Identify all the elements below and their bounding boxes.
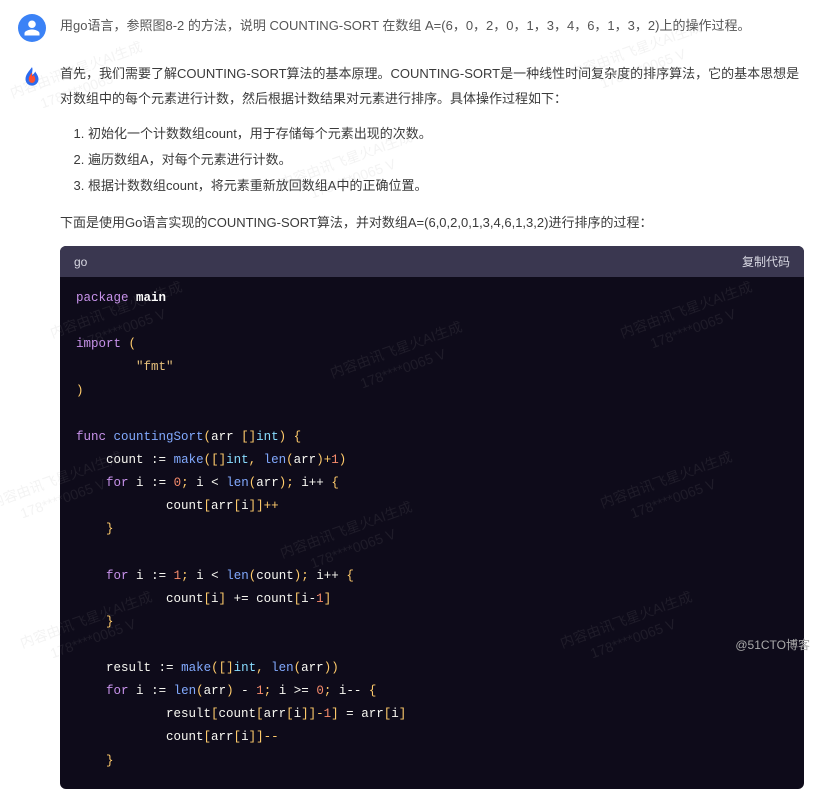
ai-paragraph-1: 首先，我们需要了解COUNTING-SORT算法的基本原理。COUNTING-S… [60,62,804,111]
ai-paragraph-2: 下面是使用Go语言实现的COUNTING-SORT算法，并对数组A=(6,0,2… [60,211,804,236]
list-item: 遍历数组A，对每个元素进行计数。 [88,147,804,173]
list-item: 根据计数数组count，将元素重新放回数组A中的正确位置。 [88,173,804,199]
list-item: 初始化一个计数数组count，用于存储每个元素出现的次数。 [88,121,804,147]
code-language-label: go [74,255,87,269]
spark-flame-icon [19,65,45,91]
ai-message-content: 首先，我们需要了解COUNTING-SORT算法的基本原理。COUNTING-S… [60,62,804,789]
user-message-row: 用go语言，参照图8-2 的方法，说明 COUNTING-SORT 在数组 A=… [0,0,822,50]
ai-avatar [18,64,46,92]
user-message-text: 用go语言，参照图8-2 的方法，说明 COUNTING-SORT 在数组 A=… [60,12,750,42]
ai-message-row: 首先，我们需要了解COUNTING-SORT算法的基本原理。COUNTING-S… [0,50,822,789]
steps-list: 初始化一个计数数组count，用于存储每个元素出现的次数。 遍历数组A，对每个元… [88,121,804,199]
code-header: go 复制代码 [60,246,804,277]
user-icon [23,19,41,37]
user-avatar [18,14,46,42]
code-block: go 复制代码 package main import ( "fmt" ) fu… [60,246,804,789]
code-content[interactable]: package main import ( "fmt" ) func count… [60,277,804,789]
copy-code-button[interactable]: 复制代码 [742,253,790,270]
---------------
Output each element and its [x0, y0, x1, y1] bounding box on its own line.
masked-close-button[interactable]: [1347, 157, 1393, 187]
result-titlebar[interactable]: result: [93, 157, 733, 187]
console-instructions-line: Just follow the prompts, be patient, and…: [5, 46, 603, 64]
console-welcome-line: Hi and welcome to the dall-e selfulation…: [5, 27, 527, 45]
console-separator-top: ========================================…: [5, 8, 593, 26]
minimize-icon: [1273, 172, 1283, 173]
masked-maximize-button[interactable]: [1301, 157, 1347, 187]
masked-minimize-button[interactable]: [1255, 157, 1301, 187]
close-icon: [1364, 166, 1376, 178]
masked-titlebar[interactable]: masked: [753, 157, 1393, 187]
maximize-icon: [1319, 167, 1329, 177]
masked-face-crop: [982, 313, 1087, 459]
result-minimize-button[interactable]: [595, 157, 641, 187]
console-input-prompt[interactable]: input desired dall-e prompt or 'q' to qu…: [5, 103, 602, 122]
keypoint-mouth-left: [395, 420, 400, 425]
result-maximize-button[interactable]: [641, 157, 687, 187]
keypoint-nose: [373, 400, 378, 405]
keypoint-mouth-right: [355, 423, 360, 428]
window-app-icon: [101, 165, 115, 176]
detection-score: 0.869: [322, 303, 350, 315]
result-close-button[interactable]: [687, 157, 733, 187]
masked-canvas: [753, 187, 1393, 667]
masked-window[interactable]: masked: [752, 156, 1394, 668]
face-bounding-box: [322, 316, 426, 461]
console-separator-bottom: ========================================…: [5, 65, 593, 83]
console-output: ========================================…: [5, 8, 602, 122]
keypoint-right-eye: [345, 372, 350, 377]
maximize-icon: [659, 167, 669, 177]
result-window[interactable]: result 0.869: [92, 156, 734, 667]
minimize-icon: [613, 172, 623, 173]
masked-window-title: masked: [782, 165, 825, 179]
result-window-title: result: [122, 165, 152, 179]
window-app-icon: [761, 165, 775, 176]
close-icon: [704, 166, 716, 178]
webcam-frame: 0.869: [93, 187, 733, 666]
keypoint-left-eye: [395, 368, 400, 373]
---------------
**Exercise aim**:
Copy out the entries above exactly as they appear, everything from the line containing "Output each element" down to the line containing "console-welcome-line: Hi and", both of those lines included.

**Reply to the exercise**:
Output each element and its [x0, y0, x1, y1] bounding box on its own line.
masked-close-button[interactable]: [1347, 157, 1393, 187]
result-titlebar[interactable]: result: [93, 157, 733, 187]
console-instructions-line: Just follow the prompts, be patient, and…: [5, 46, 603, 64]
console-welcome-line: Hi and welcome to the dall-e selfulation…: [5, 27, 527, 45]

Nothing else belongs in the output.